Records to use =

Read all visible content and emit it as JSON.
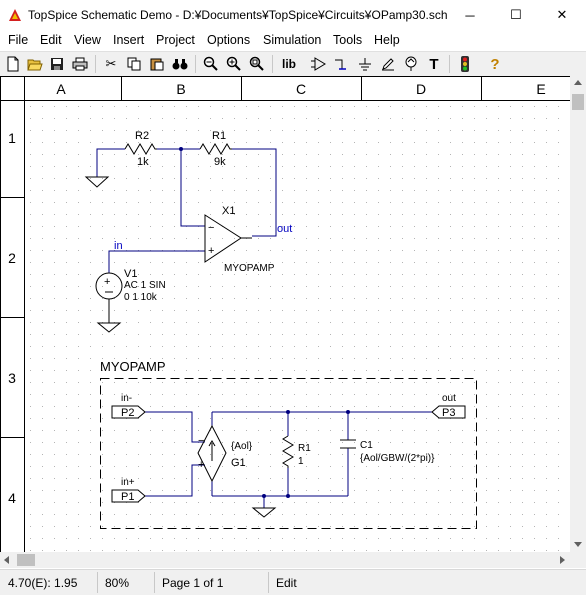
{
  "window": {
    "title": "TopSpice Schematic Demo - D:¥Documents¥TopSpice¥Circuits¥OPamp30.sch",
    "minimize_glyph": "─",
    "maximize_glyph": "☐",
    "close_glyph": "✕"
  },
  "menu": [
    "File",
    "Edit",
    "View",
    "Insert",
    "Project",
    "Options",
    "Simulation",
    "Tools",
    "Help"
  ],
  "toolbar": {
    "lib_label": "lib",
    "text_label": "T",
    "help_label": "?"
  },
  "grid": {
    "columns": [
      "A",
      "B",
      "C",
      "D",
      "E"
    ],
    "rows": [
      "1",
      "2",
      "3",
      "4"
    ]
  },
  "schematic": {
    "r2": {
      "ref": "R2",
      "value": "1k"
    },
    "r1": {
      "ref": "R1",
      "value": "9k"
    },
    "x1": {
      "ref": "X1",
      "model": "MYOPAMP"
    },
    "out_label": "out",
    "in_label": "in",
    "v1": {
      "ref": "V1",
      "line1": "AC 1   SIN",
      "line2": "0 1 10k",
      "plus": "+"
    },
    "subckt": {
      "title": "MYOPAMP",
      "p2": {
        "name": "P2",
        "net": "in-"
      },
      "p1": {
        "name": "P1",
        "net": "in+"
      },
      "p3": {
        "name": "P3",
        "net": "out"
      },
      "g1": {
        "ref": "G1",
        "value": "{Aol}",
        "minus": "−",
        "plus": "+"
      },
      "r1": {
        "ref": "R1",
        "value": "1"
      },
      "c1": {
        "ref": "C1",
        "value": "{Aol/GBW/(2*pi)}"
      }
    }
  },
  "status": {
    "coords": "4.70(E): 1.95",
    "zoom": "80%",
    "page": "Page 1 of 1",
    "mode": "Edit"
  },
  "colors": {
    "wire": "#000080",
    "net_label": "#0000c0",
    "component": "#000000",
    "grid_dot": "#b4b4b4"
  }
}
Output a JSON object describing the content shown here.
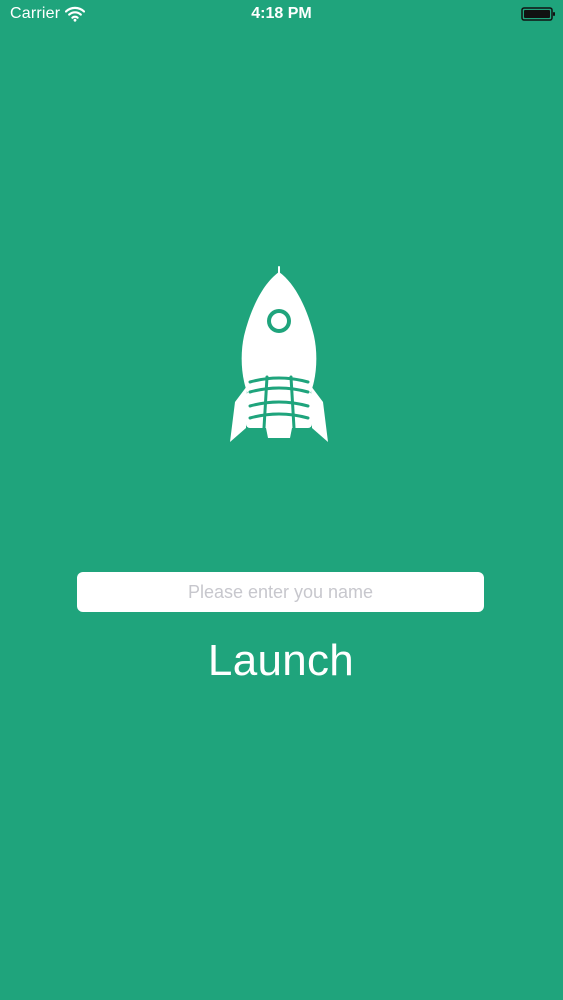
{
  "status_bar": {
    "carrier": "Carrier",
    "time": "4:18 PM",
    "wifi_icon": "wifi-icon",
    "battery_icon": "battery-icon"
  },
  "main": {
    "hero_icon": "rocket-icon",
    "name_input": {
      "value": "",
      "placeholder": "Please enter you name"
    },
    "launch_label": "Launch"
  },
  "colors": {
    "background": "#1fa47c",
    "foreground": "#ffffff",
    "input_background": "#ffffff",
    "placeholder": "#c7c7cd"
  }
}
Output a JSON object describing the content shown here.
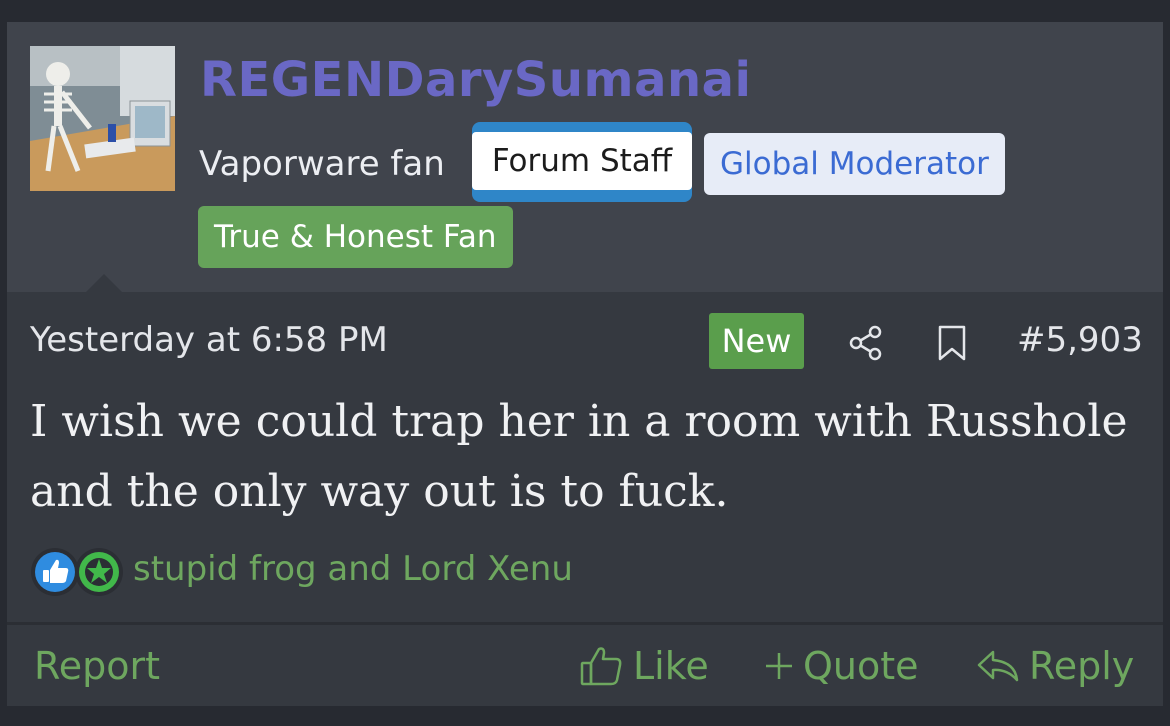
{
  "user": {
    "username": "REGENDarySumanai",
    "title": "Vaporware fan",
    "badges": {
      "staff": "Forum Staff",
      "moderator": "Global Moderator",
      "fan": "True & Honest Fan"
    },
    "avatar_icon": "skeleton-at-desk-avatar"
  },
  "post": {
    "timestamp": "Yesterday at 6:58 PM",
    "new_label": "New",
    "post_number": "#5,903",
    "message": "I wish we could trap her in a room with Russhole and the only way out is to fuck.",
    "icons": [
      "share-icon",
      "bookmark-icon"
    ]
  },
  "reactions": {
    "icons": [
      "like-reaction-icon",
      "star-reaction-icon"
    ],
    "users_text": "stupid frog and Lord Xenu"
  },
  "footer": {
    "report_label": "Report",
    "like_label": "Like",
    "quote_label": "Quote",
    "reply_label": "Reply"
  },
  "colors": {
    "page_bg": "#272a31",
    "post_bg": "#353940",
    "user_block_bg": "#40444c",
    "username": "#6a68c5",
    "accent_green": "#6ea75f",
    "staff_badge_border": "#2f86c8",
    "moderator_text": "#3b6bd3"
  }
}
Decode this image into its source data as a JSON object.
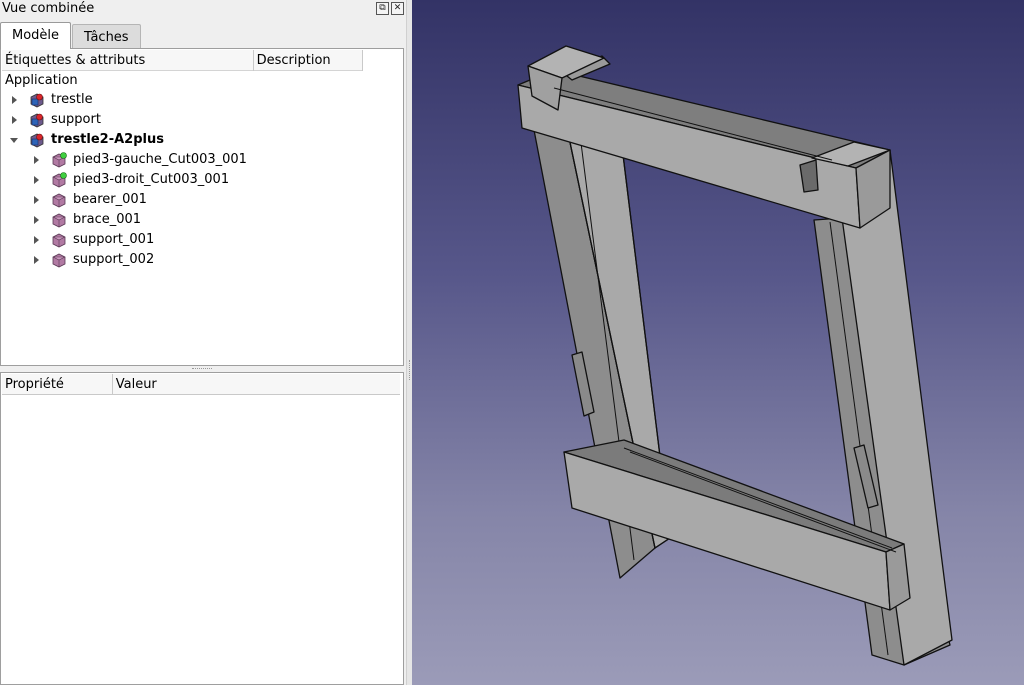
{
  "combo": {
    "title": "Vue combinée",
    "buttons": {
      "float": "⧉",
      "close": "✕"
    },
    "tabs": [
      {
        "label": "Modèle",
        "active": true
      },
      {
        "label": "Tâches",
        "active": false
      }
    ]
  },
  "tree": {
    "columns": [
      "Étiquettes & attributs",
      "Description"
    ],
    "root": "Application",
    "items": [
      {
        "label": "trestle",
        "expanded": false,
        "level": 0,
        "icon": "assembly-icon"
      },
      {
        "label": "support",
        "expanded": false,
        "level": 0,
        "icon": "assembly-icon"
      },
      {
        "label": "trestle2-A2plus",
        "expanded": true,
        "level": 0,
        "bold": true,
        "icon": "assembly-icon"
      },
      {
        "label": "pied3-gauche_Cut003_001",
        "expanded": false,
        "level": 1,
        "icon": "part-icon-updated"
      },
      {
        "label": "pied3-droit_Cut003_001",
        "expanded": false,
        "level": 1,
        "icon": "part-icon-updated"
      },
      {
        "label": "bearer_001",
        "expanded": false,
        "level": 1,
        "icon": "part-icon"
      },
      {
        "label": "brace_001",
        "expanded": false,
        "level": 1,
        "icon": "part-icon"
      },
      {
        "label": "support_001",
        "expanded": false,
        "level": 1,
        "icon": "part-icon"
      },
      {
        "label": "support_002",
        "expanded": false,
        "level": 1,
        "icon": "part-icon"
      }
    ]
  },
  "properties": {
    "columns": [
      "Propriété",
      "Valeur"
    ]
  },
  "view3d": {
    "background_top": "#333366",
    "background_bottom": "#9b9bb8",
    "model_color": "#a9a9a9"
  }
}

Short exercise = Leave the pictures out and reproduce each record exactly as written.

Final result =
Read all visible content and emit it as JSON.
{
  "window": {
    "title": "TopSpice Schematic Demo - D:¥Documents¥TopSpice¥Circuits¥OPamp30.sch",
    "minimize_glyph": "─",
    "maximize_glyph": "☐",
    "close_glyph": "✕"
  },
  "menu": [
    "File",
    "Edit",
    "View",
    "Insert",
    "Project",
    "Options",
    "Simulation",
    "Tools",
    "Help"
  ],
  "toolbar": {
    "lib_label": "lib",
    "text_label": "T",
    "help_label": "?"
  },
  "grid": {
    "columns": [
      "A",
      "B",
      "C",
      "D",
      "E"
    ],
    "rows": [
      "1",
      "2",
      "3",
      "4"
    ]
  },
  "schematic": {
    "r2": {
      "ref": "R2",
      "value": "1k"
    },
    "r1": {
      "ref": "R1",
      "value": "9k"
    },
    "x1": {
      "ref": "X1",
      "model": "MYOPAMP"
    },
    "out_label": "out",
    "in_label": "in",
    "v1": {
      "ref": "V1",
      "line1": "AC 1   SIN",
      "line2": "0 1 10k",
      "plus": "+"
    },
    "subckt": {
      "title": "MYOPAMP",
      "p2": {
        "name": "P2",
        "net": "in-"
      },
      "p1": {
        "name": "P1",
        "net": "in+"
      },
      "p3": {
        "name": "P3",
        "net": "out"
      },
      "g1": {
        "ref": "G1",
        "value": "{Aol}",
        "minus": "−",
        "plus": "+"
      },
      "r1": {
        "ref": "R1",
        "value": "1"
      },
      "c1": {
        "ref": "C1",
        "value": "{Aol/GBW/(2*pi)}"
      }
    }
  },
  "status": {
    "coords": "4.70(E): 1.95",
    "zoom": "80%",
    "page": "Page 1 of 1",
    "mode": "Edit"
  },
  "colors": {
    "wire": "#000080",
    "net_label": "#0000c0",
    "component": "#000000",
    "grid_dot": "#b4b4b4"
  }
}
Output a JSON object describing the content shown here.
{
  "status_bar": {
    "carrier": "Carrier",
    "time": "4:18 PM",
    "wifi_icon": "wifi-icon",
    "battery_icon": "battery-icon"
  },
  "main": {
    "hero_icon": "rocket-icon",
    "name_input": {
      "value": "",
      "placeholder": "Please enter you name"
    },
    "launch_label": "Launch"
  },
  "colors": {
    "background": "#1fa47c",
    "foreground": "#ffffff",
    "input_background": "#ffffff",
    "placeholder": "#c7c7cd"
  }
}
Output a JSON object describing the content shown here.
{
  "user": {
    "username": "REGENDarySumanai",
    "title": "Vaporware fan",
    "badges": {
      "staff": "Forum Staff",
      "moderator": "Global Moderator",
      "fan": "True & Honest Fan"
    },
    "avatar_icon": "skeleton-at-desk-avatar"
  },
  "post": {
    "timestamp": "Yesterday at 6:58 PM",
    "new_label": "New",
    "post_number": "#5,903",
    "message": "I wish we could trap her in a room with Russhole and the only way out is to fuck.",
    "icons": [
      "share-icon",
      "bookmark-icon"
    ]
  },
  "reactions": {
    "icons": [
      "like-reaction-icon",
      "star-reaction-icon"
    ],
    "users_text": "stupid frog and Lord Xenu"
  },
  "footer": {
    "report_label": "Report",
    "like_label": "Like",
    "quote_label": "Quote",
    "reply_label": "Reply"
  },
  "colors": {
    "page_bg": "#272a31",
    "post_bg": "#353940",
    "user_block_bg": "#40444c",
    "username": "#6a68c5",
    "accent_green": "#6ea75f",
    "staff_badge_border": "#2f86c8",
    "moderator_text": "#3b6bd3"
  }
}
Decode this image into its source data as a JSON object.
{
  "combo": {
    "title": "Vue combinée",
    "buttons": {
      "float": "⧉",
      "close": "✕"
    },
    "tabs": [
      {
        "label": "Modèle",
        "active": true
      },
      {
        "label": "Tâches",
        "active": false
      }
    ]
  },
  "tree": {
    "columns": [
      "Étiquettes & attributs",
      "Description"
    ],
    "root": "Application",
    "items": [
      {
        "label": "trestle",
        "expanded": false,
        "level": 0,
        "icon": "assembly-icon"
      },
      {
        "label": "support",
        "expanded": false,
        "level": 0,
        "icon": "assembly-icon"
      },
      {
        "label": "trestle2-A2plus",
        "expanded": true,
        "level": 0,
        "bold": true,
        "icon": "assembly-icon"
      },
      {
        "label": "pied3-gauche_Cut003_001",
        "expanded": false,
        "level": 1,
        "icon": "part-icon-updated"
      },
      {
        "label": "pied3-droit_Cut003_001",
        "expanded": false,
        "level": 1,
        "icon": "part-icon-updated"
      },
      {
        "label": "bearer_001",
        "expanded": false,
        "level": 1,
        "icon": "part-icon"
      },
      {
        "label": "brace_001",
        "expanded": false,
        "level": 1,
        "icon": "part-icon"
      },
      {
        "label": "support_001",
        "expanded": false,
        "level": 1,
        "icon": "part-icon"
      },
      {
        "label": "support_002",
        "expanded": false,
        "level": 1,
        "icon": "part-icon"
      }
    ]
  },
  "properties": {
    "columns": [
      "Propriété",
      "Valeur"
    ]
  },
  "view3d": {
    "background_top": "#333366",
    "background_bottom": "#9b9bb8",
    "model_color": "#a9a9a9"
  }
}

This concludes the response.